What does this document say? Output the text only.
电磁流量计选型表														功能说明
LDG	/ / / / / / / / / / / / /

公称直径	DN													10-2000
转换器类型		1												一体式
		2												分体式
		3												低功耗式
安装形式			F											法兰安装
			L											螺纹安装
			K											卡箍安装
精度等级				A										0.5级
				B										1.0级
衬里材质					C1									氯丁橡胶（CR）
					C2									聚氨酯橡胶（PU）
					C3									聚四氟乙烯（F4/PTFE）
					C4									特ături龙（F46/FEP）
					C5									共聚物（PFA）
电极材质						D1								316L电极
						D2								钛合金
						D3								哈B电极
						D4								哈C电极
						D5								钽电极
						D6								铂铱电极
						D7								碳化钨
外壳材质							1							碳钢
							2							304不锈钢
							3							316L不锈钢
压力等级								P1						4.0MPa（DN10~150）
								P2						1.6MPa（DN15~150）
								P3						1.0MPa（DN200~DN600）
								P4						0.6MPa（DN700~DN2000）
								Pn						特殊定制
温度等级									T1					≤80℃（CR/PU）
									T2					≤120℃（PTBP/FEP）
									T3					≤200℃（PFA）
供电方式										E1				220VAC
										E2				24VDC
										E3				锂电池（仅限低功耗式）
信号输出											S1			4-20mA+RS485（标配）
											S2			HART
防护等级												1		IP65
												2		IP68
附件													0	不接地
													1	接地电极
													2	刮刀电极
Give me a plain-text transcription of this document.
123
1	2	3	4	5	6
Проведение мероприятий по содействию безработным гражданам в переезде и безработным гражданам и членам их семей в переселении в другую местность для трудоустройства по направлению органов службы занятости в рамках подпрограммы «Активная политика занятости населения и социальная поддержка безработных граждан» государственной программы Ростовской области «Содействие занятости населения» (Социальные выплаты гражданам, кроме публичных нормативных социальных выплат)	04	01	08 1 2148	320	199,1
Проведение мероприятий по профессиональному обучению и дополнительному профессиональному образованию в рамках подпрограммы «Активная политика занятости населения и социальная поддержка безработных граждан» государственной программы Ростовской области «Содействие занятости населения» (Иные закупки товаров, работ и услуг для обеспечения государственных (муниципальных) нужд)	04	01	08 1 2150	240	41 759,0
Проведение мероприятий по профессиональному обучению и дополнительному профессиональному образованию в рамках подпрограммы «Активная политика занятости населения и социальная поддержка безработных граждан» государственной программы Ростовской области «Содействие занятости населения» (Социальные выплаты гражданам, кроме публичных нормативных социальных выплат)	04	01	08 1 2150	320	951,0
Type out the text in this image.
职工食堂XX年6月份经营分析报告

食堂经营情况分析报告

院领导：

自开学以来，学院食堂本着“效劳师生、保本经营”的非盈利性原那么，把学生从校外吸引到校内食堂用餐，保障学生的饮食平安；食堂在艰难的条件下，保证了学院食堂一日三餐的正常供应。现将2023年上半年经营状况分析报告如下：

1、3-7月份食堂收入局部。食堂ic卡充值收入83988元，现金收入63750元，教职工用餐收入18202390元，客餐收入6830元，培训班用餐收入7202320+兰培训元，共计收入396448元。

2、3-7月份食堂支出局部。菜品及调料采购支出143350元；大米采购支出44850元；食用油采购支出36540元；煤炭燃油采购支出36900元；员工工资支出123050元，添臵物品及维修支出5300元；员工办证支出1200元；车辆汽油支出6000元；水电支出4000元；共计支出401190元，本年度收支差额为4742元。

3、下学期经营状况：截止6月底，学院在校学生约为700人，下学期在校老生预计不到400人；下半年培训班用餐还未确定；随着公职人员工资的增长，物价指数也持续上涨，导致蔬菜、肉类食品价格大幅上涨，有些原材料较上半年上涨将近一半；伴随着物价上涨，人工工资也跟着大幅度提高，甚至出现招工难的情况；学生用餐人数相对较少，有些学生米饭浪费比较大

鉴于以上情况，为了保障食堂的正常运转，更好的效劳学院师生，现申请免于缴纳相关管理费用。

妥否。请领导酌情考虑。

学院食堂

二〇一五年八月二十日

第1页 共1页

........

◆ Exercise aim ◆
Lines containing the string "text" are to be selected and copied.

◆ Exercise result ◆
What does this document say? Output the text only.
Give me a plain-text transcription of this document.
Type out the text in this image.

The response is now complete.